The entire listing is to be repeated verbatim.

## RECORDS TO PROCESS
--------------------------------------------------
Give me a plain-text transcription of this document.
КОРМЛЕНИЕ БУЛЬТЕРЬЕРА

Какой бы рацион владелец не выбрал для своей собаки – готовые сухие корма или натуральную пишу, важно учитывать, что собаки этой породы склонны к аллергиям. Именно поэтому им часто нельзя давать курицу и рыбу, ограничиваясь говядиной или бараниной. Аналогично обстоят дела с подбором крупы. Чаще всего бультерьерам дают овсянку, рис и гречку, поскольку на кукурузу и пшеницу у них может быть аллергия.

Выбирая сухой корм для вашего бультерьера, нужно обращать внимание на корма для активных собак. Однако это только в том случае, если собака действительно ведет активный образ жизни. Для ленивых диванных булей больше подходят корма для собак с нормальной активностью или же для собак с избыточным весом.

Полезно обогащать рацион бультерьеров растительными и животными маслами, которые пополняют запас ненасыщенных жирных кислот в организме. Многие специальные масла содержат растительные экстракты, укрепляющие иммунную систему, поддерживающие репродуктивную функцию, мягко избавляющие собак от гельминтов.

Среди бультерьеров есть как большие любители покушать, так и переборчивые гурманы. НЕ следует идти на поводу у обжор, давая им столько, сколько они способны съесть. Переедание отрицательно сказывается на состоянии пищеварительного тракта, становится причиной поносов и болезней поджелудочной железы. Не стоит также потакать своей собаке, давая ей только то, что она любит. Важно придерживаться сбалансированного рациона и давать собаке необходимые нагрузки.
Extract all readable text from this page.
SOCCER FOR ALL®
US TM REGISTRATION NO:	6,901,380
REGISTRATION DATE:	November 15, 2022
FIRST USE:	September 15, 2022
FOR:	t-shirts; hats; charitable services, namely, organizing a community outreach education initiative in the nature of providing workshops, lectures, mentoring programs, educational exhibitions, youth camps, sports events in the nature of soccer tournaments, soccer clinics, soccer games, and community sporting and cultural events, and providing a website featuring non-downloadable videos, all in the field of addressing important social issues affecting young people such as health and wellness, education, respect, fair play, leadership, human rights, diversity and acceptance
--------------------------------------------------
## THE ANSWER
Give me a plain-text transcription of this document.
КОРМЛЕНИЕ БУЛЬТЕРЬЕРА

Какой бы рацион владелец не выбрал для своей собаки – готовые сухие корма или натуральную пишу, важно учитывать, что собаки этой породы склонны к аллергиям. Именно поэтому им часто нельзя давать курицу и рыбу, ограничиваясь говядиной или бараниной. Аналогично обстоят дела с подбором крупы. Чаще всего бультерьерам дают овсянку, рис и гречку, поскольку на кукурузу и пшеницу у них может быть аллергия.

Выбирая сухой корм для вашего бультерьера, нужно обращать внимание на корма для активных собак. Однако это только в том случае, если собака действительно ведет активный образ жизни. Для ленивых диванных булей больше подходят корма для собак с нормальной активностью или же для собак с избыточным весом.

Полезно обогащать рацион бультерьеров растительными и животными маслами, которые пополняют запас ненасыщенных жирных кислот в организме. Многие специальные масла содержат растительные экстракты, укрепляющие иммунную систему, поддерживающие репродуктивную функцию, мягко избавляющие собак от гельминтов.

Среди бультерьеров есть как большие любители покушать, так и переборчивые гурманы. НЕ следует идти на поводу у обжор, давая им столько, сколько они способны съесть. Переедание отрицательно сказывается на состоянии пищеварительного тракта, становится причиной поносов и болезней поджелудочной железы. Не стоит также потакать своей собаке, давая ей только то, что она любит. Важно придерживаться сбалансированного рациона и давать собаке необходимые нагрузки.
Extract all readable text from this page.
SOCCER FOR ALL®
US TM REGISTRATION NO:	6,901,380
REGISTRATION DATE:	November 15, 2022
FIRST USE:	September 15, 2022
FOR:	t-shirts; hats; charitable services, namely, organizing a community outreach education initiative in the nature of providing workshops, lectures, mentoring programs, educational exhibitions, youth camps, sports events in the nature of soccer tournaments, soccer clinics, soccer games, and community sporting and cultural events, and providing a website featuring non-downloadable videos, all in the field of addressing important social issues affecting young people such as health and wellness, education, respect, fair play, leadership, human rights, diversity and acceptance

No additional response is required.